■ **TASK STATEMENT**
Copy all of the material word for word, except for the pictures.

■ **GIVEN RECORDS**

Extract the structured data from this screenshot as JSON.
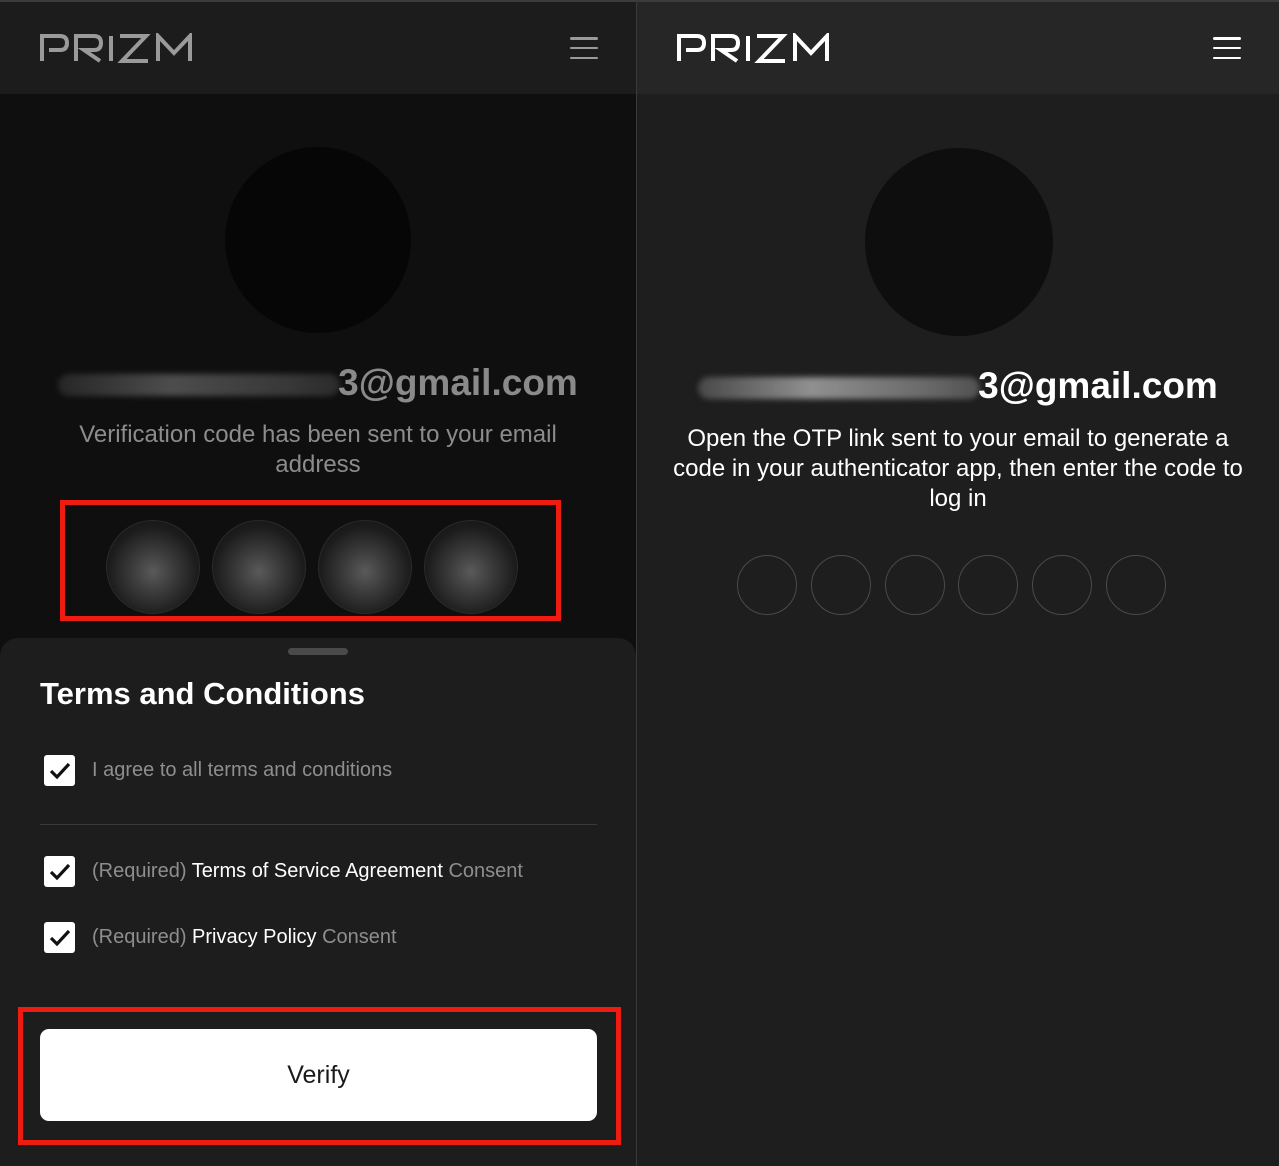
{
  "left_panel": {
    "header": {
      "logo_text": "PRIZM",
      "menu_icon": "hamburger-icon"
    },
    "email_visible_suffix": "3@gmail.com",
    "message": "Verification code has been sent to your email address",
    "code_digits_count": 4,
    "terms_sheet": {
      "title": "Terms and Conditions",
      "agree_all": {
        "label": "I agree to all terms and conditions",
        "checked": true
      },
      "items": [
        {
          "prefix": "(Required)",
          "name": "Terms of Service Agreement",
          "suffix": "Consent",
          "checked": true
        },
        {
          "prefix": "(Required)",
          "name": "Privacy Policy",
          "suffix": "Consent",
          "checked": true
        }
      ]
    },
    "verify_label": "Verify"
  },
  "right_panel": {
    "header": {
      "logo_text": "PRIZM",
      "menu_icon": "hamburger-icon"
    },
    "email_visible_suffix": "3@gmail.com",
    "message": "Open the OTP link sent to your email to generate a code in your authenticator app, then enter the code to log in",
    "otp_digits_count": 6
  },
  "colors": {
    "highlight": "#ee1c10",
    "left_background": "#0f0f0f",
    "right_background": "#1e1e1e",
    "sheet_background": "#1d1d1d",
    "button_background": "#ffffff"
  }
}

■ **EXERCISE RESPONSE**
Extract the structured data from this screenshot as JSON.
{
  "left_panel": {
    "header": {
      "logo_text": "PRIZM",
      "menu_icon": "hamburger-icon"
    },
    "email_visible_suffix": "3@gmail.com",
    "message": "Verification code has been sent to your email address",
    "code_digits_count": 4,
    "terms_sheet": {
      "title": "Terms and Conditions",
      "agree_all": {
        "label": "I agree to all terms and conditions",
        "checked": true
      },
      "items": [
        {
          "prefix": "(Required)",
          "name": "Terms of Service Agreement",
          "suffix": "Consent",
          "checked": true
        },
        {
          "prefix": "(Required)",
          "name": "Privacy Policy",
          "suffix": "Consent",
          "checked": true
        }
      ]
    },
    "verify_label": "Verify"
  },
  "right_panel": {
    "header": {
      "logo_text": "PRIZM",
      "menu_icon": "hamburger-icon"
    },
    "email_visible_suffix": "3@gmail.com",
    "message": "Open the OTP link sent to your email to generate a code in your authenticator app, then enter the code to log in",
    "otp_digits_count": 6
  },
  "colors": {
    "highlight": "#ee1c10",
    "left_background": "#0f0f0f",
    "right_background": "#1e1e1e",
    "sheet_background": "#1d1d1d",
    "button_background": "#ffffff"
  }
}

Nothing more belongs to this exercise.